Data entries:
◇ ◇ ◇ ◇

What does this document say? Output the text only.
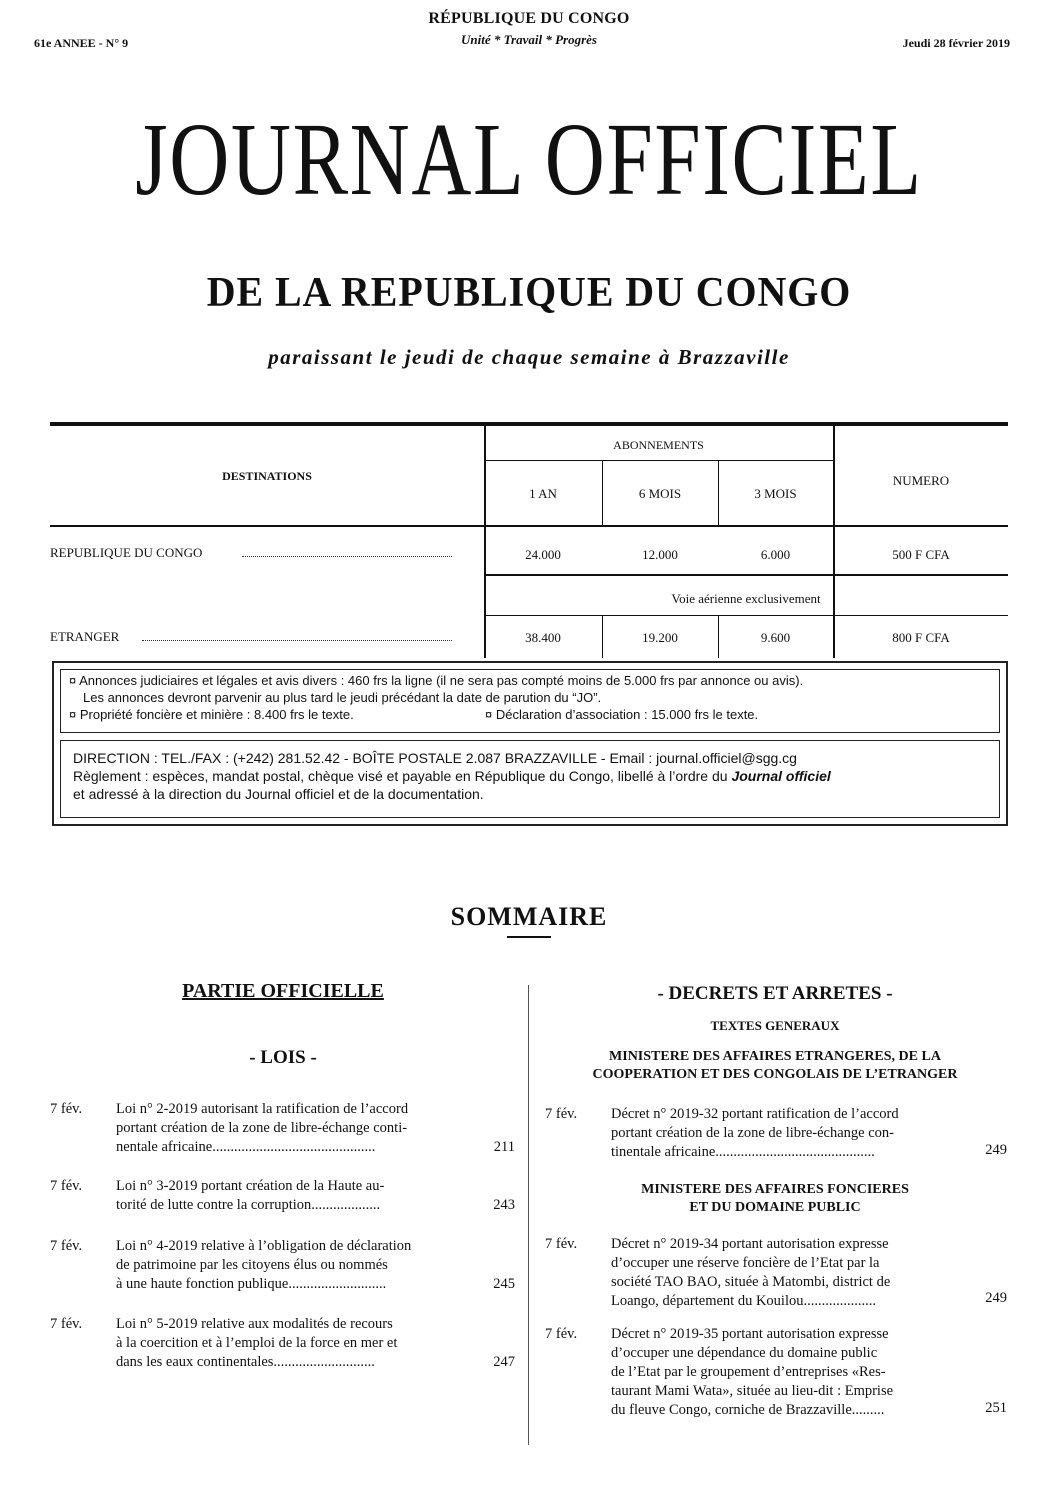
RÉPUBLIQUE DU CONGO
Unité * Travail * Progrès
61e ANNEE - N° 9	Jeudi 28 février 2019
JOURNAL OFFICIEL
DE LA REPUBLIQUE DU CONGO
paraissant le jeudi de chaque semaine à Brazzaville
DESTINATIONS
ABONNEMENTS
NUMERO
1 AN	6 MOIS	3 MOIS
REPUBLIQUE DU CONGO	24.000	12.000	6.000	500 F CFA
Voie aérienne exclusivement
ETRANGER	38.400	19.200	9.600	800 F CFA
¤ Annonces judiciaires et légales et avis divers : 460 frs la ligne (il ne sera pas compté moins de 5.000 frs par annonce ou avis).
Les annonces devront parvenir au plus tard le jeudi précédant la date de parution du “JO”.
¤ Propriété foncière et minière : 8.400 frs le texte.	¤ Déclaration d’association : 15.000 frs le texte.
DIRECTION : TEL./FAX : (+242) 281.52.42 - BOÎTE POSTALE 2.087 BRAZZAVILLE - Email : journal.officiel@sgg.cg
Règlement : espèces, mandat postal, chèque visé et payable en République du Congo, libellé à l’ordre du Journal officiel
et adressé à la direction du Journal officiel et de la documentation.
SOMMAIRE
PARTIE OFFICIELLE
- LOIS -
7 fév.	Loi n° 2-2019 autorisant la ratification de l’accord
portant création de la zone de libre-échange conti-
nentale africaine.............................................	211
7 fév.	Loi n° 3-2019 portant création de la Haute au-
torité de lutte contre la corruption...................	243
7 fév.	Loi n° 4-2019 relative à l’obligation de déclaration
de patrimoine par les citoyens élus ou nommés
à une haute fonction publique...........................	245
7 fév.	Loi n° 5-2019 relative aux modalités de recours
à la coercition et à l’emploi de la force en mer et
dans les eaux continentales............................	247
- DECRETS ET ARRETES -
TEXTES GENERAUX
MINISTERE DES AFFAIRES ETRANGERES, DE LA
COOPERATION ET DES CONGOLAIS DE L’ETRANGER
7 fév.	Décret n° 2019-32 portant ratification de l’accord
portant création de la zone de libre-échange con-
tinentale africaine............................................	249
MINISTERE DES AFFAIRES FONCIERES
ET DU DOMAINE PUBLIC
7 fév.	Décret n° 2019-34 portant autorisation expresse
d’occuper une réserve foncière de l’Etat par la
société TAO BAO, située à Matombi, district de
Loango, département du Kouilou....................	249
7 fév.	Décret n° 2019-35 portant autorisation expresse
d’occuper une dépendance du domaine public
de l’Etat par le groupement d’entreprises «Res-
taurant Mami Wata», située au lieu-dit : Emprise
du fleuve Congo, corniche de Brazzaville.........	251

◇ ◇ ◇ ◇

From the entries above, copy each line holding "libre".

portant création de la zone de libre-échange conti-
portant création de la zone de libre-échange con-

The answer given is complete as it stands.